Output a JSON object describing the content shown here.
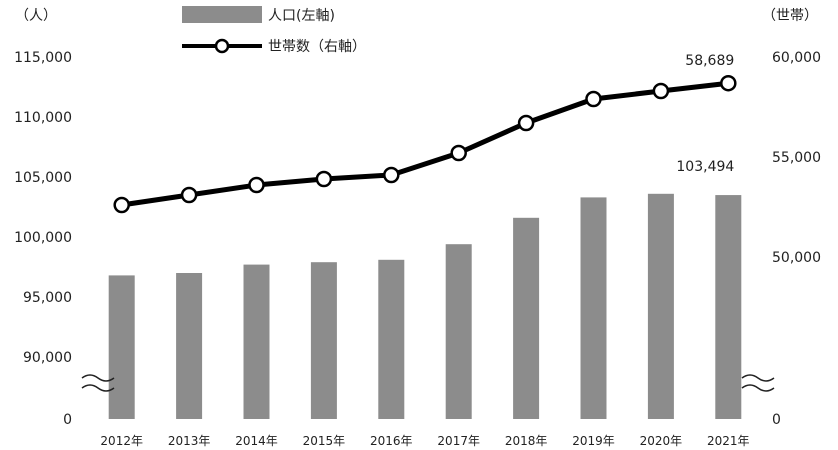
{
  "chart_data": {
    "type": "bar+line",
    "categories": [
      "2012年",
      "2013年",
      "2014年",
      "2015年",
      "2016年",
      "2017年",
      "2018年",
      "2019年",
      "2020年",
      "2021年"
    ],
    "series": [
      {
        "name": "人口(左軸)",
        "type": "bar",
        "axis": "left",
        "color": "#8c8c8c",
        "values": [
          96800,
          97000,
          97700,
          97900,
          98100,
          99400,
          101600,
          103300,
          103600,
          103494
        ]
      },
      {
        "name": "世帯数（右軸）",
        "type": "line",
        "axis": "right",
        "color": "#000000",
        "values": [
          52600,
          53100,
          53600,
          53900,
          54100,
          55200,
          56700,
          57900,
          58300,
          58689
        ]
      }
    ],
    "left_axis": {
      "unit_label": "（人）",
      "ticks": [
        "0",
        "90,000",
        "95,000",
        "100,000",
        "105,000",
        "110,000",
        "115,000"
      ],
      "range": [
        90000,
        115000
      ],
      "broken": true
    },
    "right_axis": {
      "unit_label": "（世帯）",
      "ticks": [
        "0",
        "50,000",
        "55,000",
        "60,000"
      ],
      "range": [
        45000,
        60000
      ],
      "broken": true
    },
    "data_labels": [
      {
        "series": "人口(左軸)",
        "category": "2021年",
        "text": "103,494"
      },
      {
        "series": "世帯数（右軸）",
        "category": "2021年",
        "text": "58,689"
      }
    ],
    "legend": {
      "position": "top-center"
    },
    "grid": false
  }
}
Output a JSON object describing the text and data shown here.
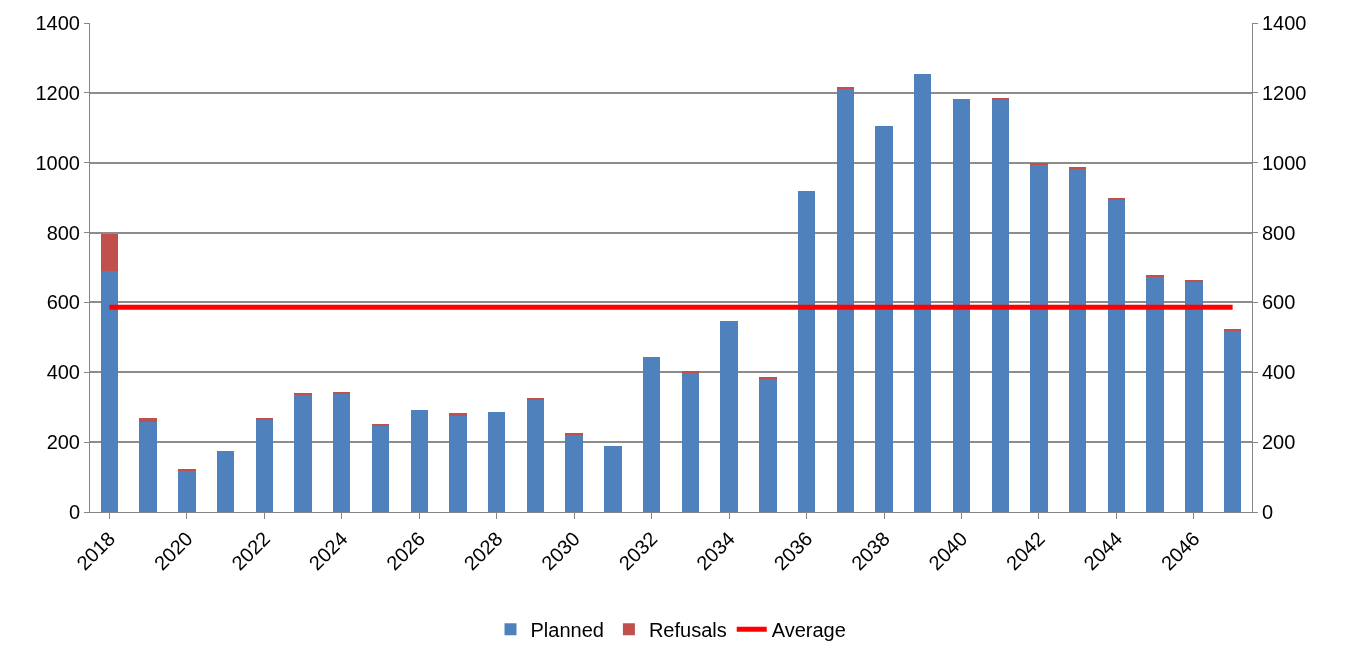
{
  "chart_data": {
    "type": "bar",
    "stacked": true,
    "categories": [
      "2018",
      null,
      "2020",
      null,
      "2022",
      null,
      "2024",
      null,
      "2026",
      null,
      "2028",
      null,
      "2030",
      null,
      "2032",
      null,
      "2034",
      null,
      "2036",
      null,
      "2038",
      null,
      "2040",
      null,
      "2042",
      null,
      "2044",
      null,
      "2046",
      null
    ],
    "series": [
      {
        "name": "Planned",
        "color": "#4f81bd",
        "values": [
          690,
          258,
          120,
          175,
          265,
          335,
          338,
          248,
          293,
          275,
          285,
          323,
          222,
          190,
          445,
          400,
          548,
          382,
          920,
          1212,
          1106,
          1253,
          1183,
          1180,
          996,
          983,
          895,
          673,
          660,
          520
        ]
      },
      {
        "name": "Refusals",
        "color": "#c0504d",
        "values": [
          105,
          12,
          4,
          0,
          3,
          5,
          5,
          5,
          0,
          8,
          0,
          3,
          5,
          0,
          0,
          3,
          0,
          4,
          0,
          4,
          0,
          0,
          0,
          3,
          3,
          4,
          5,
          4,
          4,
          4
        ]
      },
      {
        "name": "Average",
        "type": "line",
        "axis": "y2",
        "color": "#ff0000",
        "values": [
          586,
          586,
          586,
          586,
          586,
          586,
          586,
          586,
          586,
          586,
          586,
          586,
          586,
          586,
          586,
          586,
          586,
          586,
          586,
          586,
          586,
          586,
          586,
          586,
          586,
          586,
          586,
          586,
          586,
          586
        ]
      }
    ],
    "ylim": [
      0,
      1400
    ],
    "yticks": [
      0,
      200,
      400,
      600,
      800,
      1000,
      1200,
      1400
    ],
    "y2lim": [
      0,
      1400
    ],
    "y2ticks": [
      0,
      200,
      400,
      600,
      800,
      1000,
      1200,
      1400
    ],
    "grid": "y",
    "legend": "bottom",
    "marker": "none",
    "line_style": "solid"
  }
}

- - -

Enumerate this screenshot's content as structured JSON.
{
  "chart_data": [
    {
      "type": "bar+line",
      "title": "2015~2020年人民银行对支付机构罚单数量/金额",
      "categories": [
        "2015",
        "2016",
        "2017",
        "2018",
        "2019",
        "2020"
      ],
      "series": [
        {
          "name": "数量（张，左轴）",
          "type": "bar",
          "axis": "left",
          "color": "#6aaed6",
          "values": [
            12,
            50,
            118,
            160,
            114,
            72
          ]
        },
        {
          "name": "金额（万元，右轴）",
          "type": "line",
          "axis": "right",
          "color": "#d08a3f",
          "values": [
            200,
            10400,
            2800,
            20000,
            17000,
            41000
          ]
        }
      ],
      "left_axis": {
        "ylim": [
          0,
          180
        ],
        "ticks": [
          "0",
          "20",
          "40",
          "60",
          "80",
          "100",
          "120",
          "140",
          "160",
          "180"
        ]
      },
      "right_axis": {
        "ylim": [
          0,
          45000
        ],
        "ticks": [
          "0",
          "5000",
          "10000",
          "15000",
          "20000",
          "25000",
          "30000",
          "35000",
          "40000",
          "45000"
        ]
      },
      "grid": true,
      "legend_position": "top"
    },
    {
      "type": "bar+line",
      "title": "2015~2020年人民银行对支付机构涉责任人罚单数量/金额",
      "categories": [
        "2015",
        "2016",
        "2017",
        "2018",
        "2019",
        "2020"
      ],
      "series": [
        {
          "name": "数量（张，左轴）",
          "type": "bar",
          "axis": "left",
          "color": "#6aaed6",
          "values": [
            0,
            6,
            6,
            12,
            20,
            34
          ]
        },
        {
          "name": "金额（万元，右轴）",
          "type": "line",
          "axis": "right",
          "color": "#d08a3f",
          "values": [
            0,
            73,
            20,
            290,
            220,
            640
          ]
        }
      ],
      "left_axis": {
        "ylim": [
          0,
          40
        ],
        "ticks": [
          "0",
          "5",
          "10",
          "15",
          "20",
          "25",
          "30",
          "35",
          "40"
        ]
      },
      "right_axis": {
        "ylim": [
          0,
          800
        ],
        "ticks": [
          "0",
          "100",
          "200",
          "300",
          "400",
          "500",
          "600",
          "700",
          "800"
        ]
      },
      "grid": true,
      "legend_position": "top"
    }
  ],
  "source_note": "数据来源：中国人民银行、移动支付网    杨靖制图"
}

- - -

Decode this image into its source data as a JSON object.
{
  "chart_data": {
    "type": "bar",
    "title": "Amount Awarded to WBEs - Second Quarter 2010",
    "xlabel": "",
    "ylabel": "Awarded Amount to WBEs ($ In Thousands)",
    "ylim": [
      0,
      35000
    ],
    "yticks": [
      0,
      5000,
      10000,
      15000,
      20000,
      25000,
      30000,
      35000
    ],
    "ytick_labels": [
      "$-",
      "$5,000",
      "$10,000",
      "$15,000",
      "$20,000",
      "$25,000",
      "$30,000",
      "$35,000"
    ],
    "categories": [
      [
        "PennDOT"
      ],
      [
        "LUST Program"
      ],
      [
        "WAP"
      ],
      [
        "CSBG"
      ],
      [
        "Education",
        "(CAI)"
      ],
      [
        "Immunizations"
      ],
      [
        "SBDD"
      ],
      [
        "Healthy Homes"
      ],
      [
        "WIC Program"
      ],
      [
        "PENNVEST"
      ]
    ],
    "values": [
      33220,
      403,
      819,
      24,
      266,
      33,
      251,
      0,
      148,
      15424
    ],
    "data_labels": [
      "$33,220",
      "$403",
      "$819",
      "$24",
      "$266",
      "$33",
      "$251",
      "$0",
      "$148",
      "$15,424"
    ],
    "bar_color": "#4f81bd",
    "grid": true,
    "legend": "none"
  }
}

- - -

• _TASK TO COMPLETE_:
For the listing above, identify each line bearing "WBEs".

• _TASK ANSWER_:
    "title": "Amount Awarded to WBEs - Second Quarter 2010",
    "ylabel": "Awarded Amount to WBEs ($ In Thousands)",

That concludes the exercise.